• **Listed entries**:

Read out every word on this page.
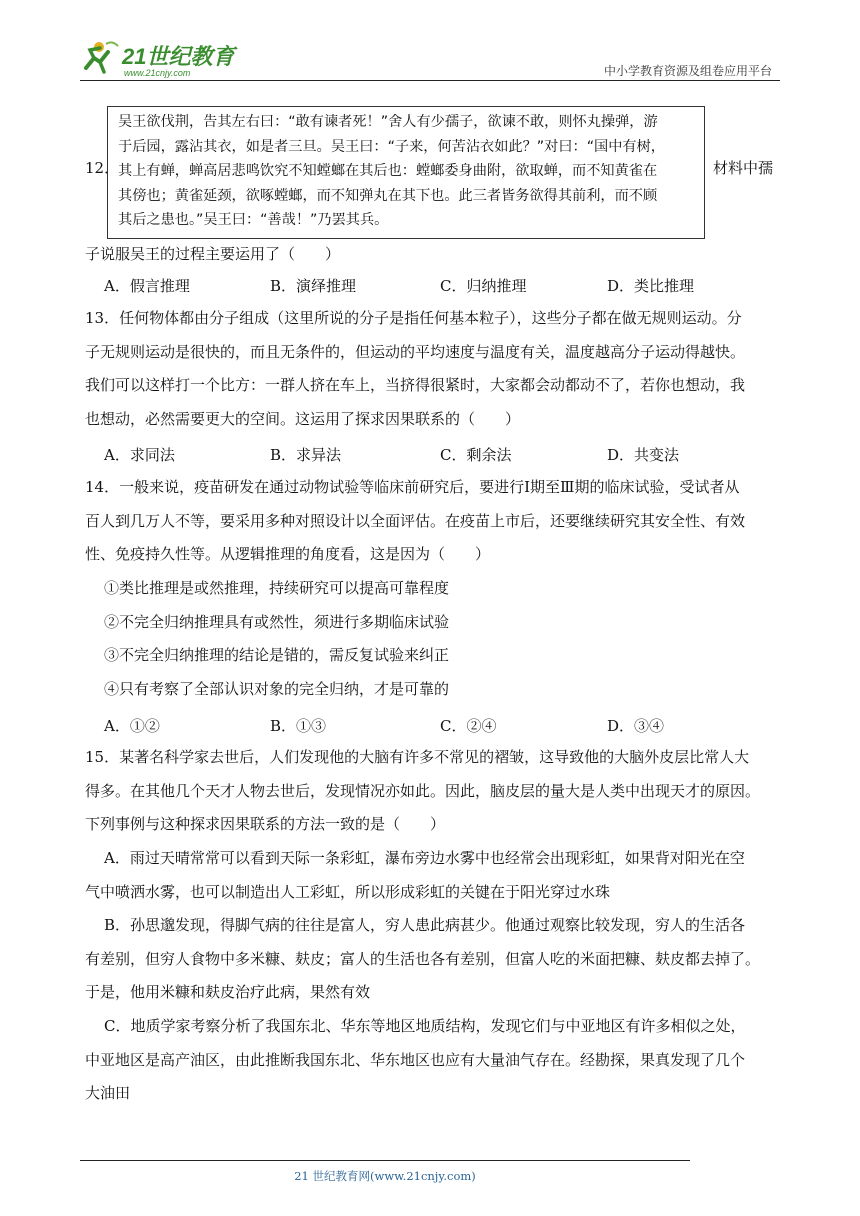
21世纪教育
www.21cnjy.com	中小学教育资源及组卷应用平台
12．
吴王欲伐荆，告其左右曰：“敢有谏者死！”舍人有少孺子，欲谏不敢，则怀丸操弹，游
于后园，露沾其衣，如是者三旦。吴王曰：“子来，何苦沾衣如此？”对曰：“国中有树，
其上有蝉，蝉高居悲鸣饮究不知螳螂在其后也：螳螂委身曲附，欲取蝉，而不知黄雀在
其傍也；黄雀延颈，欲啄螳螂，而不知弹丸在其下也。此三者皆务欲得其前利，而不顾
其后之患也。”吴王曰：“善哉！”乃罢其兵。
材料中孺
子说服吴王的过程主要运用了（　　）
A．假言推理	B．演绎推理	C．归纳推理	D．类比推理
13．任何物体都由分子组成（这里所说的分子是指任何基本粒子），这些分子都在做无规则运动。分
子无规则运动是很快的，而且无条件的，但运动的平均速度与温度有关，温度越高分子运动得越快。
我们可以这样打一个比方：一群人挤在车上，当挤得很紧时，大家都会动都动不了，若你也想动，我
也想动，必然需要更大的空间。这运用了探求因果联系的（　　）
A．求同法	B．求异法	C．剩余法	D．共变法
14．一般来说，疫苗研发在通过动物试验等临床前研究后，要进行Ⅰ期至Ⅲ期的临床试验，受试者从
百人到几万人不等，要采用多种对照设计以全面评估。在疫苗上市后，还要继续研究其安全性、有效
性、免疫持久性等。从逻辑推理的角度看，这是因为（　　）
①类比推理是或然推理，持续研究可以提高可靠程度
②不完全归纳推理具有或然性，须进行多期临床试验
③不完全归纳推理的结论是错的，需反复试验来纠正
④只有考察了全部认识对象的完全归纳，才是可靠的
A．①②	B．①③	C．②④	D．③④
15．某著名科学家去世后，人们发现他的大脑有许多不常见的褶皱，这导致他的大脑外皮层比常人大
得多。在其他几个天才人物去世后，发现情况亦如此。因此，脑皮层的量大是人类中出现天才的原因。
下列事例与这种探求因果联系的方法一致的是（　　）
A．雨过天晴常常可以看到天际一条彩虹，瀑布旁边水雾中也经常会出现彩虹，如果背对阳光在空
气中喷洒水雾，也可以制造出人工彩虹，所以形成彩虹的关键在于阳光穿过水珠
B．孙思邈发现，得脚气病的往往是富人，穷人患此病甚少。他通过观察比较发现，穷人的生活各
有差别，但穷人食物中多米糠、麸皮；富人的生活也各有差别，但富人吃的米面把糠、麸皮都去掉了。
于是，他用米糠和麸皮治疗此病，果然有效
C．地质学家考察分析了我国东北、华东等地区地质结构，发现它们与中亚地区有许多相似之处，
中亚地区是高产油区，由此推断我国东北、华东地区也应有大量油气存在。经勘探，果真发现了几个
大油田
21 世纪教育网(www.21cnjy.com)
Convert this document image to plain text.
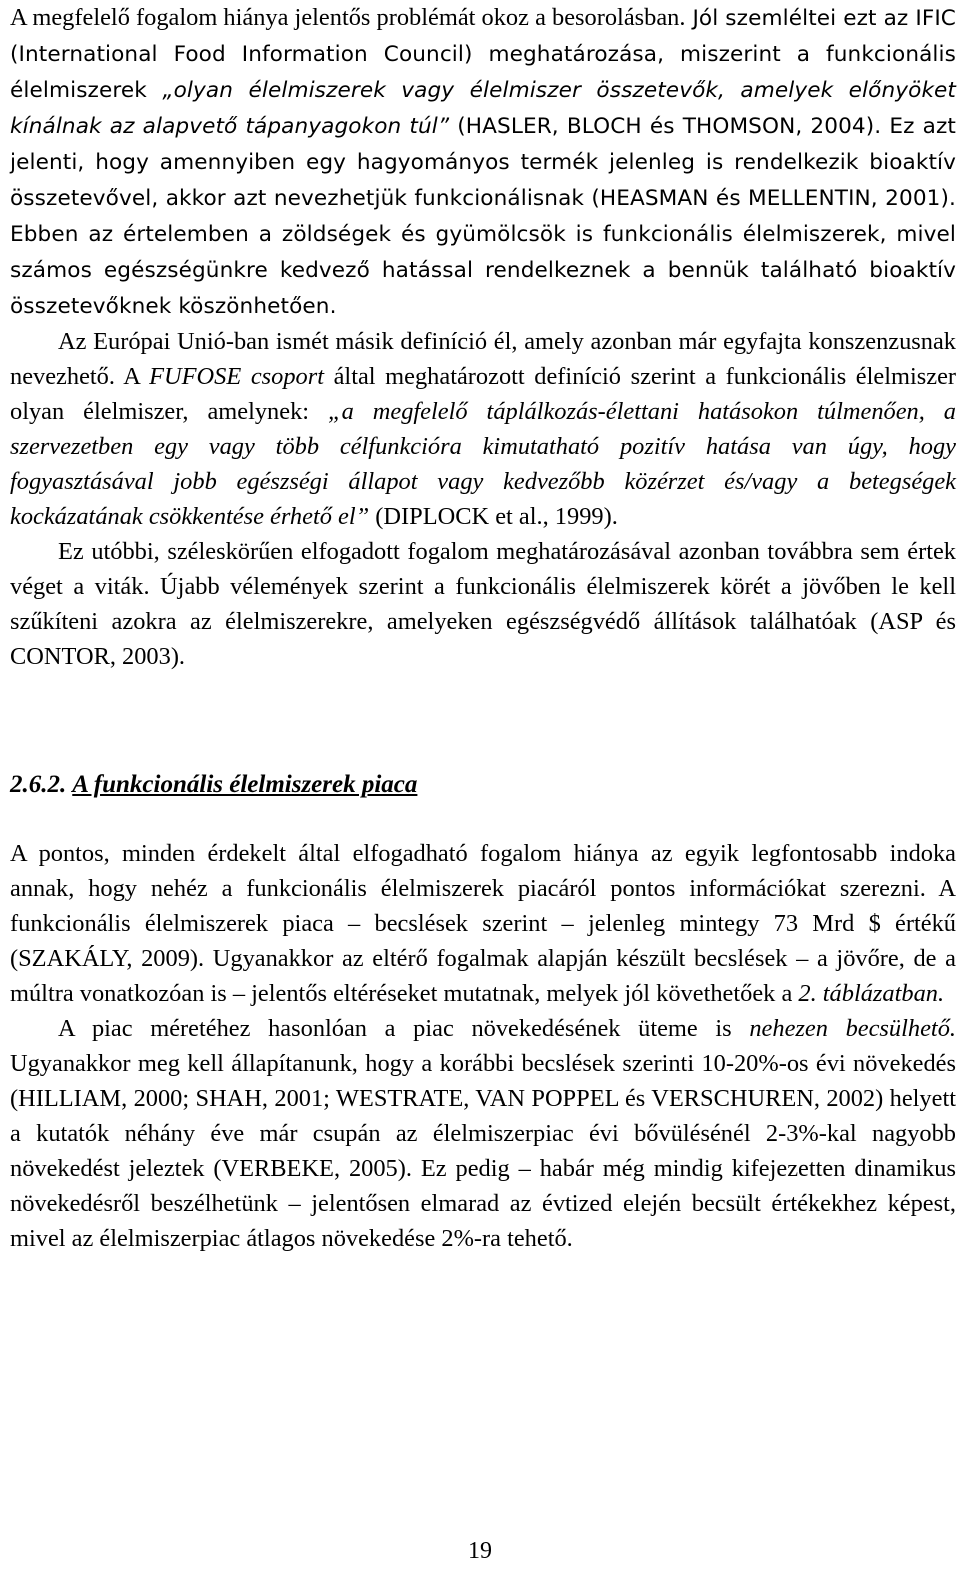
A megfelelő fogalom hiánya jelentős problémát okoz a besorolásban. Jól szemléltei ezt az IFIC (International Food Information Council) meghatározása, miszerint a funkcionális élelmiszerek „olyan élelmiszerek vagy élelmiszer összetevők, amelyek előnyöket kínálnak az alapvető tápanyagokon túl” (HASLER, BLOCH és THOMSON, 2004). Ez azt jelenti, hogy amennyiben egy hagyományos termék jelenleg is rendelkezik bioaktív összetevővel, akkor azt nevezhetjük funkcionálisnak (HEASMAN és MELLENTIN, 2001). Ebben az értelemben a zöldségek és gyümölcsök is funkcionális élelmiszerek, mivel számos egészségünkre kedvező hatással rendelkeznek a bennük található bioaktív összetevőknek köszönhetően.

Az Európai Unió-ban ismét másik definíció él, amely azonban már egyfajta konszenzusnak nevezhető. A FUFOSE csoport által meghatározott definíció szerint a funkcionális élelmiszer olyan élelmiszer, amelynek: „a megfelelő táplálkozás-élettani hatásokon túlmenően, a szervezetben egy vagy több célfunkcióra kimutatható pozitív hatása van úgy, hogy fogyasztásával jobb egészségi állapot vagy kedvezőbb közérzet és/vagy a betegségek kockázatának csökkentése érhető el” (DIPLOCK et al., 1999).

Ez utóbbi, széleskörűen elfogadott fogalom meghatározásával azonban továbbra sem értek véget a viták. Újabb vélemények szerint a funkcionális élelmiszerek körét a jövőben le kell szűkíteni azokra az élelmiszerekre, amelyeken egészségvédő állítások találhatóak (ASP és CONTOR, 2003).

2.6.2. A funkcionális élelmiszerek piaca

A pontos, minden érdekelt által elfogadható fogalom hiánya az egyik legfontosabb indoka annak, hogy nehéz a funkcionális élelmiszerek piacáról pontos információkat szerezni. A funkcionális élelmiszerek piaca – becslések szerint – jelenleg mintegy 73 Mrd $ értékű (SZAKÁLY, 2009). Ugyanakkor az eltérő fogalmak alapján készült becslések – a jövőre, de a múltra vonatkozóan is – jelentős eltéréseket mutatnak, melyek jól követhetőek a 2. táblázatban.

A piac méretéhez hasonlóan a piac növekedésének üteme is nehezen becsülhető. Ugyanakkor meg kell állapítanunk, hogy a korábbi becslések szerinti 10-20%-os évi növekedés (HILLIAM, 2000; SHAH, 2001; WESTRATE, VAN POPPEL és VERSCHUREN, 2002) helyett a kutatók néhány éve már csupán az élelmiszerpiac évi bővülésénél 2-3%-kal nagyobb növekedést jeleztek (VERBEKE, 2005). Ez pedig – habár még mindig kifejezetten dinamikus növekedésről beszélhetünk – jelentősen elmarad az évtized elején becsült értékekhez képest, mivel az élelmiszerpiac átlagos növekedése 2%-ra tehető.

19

• **Your task**:
Without the pictures, write out every entry precisely as it appears.

• **Written response**:
Read out every word on this page.
21世纪教育
www.21cnjy.com	中小学教育资源及组卷应用平台
12．
吴王欲伐荆，告其左右曰：“敢有谏者死！”舍人有少孺子，欲谏不敢，则怀丸操弹，游
于后园，露沾其衣，如是者三旦。吴王曰：“子来，何苦沾衣如此？”对曰：“国中有树，
其上有蝉，蝉高居悲鸣饮究不知螳螂在其后也：螳螂委身曲附，欲取蝉，而不知黄雀在
其傍也；黄雀延颈，欲啄螳螂，而不知弹丸在其下也。此三者皆务欲得其前利，而不顾
其后之患也。”吴王曰：“善哉！”乃罢其兵。
材料中孺
子说服吴王的过程主要运用了（　　）
A．假言推理	B．演绎推理	C．归纳推理	D．类比推理
13．任何物体都由分子组成（这里所说的分子是指任何基本粒子），这些分子都在做无规则运动。分
子无规则运动是很快的，而且无条件的，但运动的平均速度与温度有关，温度越高分子运动得越快。
我们可以这样打一个比方：一群人挤在车上，当挤得很紧时，大家都会动都动不了，若你也想动，我
也想动，必然需要更大的空间。这运用了探求因果联系的（　　）
A．求同法	B．求异法	C．剩余法	D．共变法
14．一般来说，疫苗研发在通过动物试验等临床前研究后，要进行Ⅰ期至Ⅲ期的临床试验，受试者从
百人到几万人不等，要采用多种对照设计以全面评估。在疫苗上市后，还要继续研究其安全性、有效
性、免疫持久性等。从逻辑推理的角度看，这是因为（　　）
①类比推理是或然推理，持续研究可以提高可靠程度
②不完全归纳推理具有或然性，须进行多期临床试验
③不完全归纳推理的结论是错的，需反复试验来纠正
④只有考察了全部认识对象的完全归纳，才是可靠的
A．①②	B．①③	C．②④	D．③④
15．某著名科学家去世后，人们发现他的大脑有许多不常见的褶皱，这导致他的大脑外皮层比常人大
得多。在其他几个天才人物去世后，发现情况亦如此。因此，脑皮层的量大是人类中出现天才的原因。
下列事例与这种探求因果联系的方法一致的是（　　）
A．雨过天晴常常可以看到天际一条彩虹，瀑布旁边水雾中也经常会出现彩虹，如果背对阳光在空
气中喷洒水雾，也可以制造出人工彩虹，所以形成彩虹的关键在于阳光穿过水珠
B．孙思邈发现，得脚气病的往往是富人，穷人患此病甚少。他通过观察比较发现，穷人的生活各
有差别，但穷人食物中多米糠、麸皮；富人的生活也各有差别，但富人吃的米面把糠、麸皮都去掉了。
于是，他用米糠和麸皮治疗此病，果然有效
C．地质学家考察分析了我国东北、华东等地区地质结构，发现它们与中亚地区有许多相似之处，
中亚地区是高产油区，由此推断我国东北、华东地区也应有大量油气存在。经勘探，果真发现了几个
大油田
21 世纪教育网(www.21cnjy.com)
Convert this document image to plain text.
A megfelelő fogalom hiánya jelentős problémát okoz a besorolásban. Jól szemléltei ezt az IFIC (International Food Information Council) meghatározása, miszerint a funkcionális élelmiszerek „olyan élelmiszerek vagy élelmiszer összetevők, amelyek előnyöket kínálnak az alapvető tápanyagokon túl” (HASLER, BLOCH és THOMSON, 2004). Ez azt jelenti, hogy amennyiben egy hagyományos termék jelenleg is rendelkezik bioaktív összetevővel, akkor azt nevezhetjük funkcionálisnak (HEASMAN és MELLENTIN, 2001). Ebben az értelemben a zöldségek és gyümölcsök is funkcionális élelmiszerek, mivel számos egészségünkre kedvező hatással rendelkeznek a bennük található bioaktív összetevőknek köszönhetően.

Az Európai Unió-ban ismét másik definíció él, amely azonban már egyfajta konszenzusnak nevezhető. A FUFOSE csoport által meghatározott definíció szerint a funkcionális élelmiszer olyan élelmiszer, amelynek: „a megfelelő táplálkozás-élettani hatásokon túlmenően, a szervezetben egy vagy több célfunkcióra kimutatható pozitív hatása van úgy, hogy fogyasztásával jobb egészségi állapot vagy kedvezőbb közérzet és/vagy a betegségek kockázatának csökkentése érhető el” (DIPLOCK et al., 1999).

Ez utóbbi, széleskörűen elfogadott fogalom meghatározásával azonban továbbra sem értek véget a viták. Újabb vélemények szerint a funkcionális élelmiszerek körét a jövőben le kell szűkíteni azokra az élelmiszerekre, amelyeken egészségvédő állítások találhatóak (ASP és CONTOR, 2003).

2.6.2. A funkcionális élelmiszerek piaca

A pontos, minden érdekelt által elfogadható fogalom hiánya az egyik legfontosabb indoka annak, hogy nehéz a funkcionális élelmiszerek piacáról pontos információkat szerezni. A funkcionális élelmiszerek piaca – becslések szerint – jelenleg mintegy 73 Mrd $ értékű (SZAKÁLY, 2009). Ugyanakkor az eltérő fogalmak alapján készült becslések – a jövőre, de a múltra vonatkozóan is – jelentős eltéréseket mutatnak, melyek jól követhetőek a 2. táblázatban.

A piac méretéhez hasonlóan a piac növekedésének üteme is nehezen becsülhető. Ugyanakkor meg kell állapítanunk, hogy a korábbi becslések szerinti 10-20%-os évi növekedés (HILLIAM, 2000; SHAH, 2001; WESTRATE, VAN POPPEL és VERSCHUREN, 2002) helyett a kutatók néhány éve már csupán az élelmiszerpiac évi bővülésénél 2-3%-kal nagyobb növekedést jeleztek (VERBEKE, 2005). Ez pedig – habár még mindig kifejezetten dinamikus növekedésről beszélhetünk – jelentősen elmarad az évtized elején becsült értékekhez képest, mivel az élelmiszerpiac átlagos növekedése 2%-ra tehető.

19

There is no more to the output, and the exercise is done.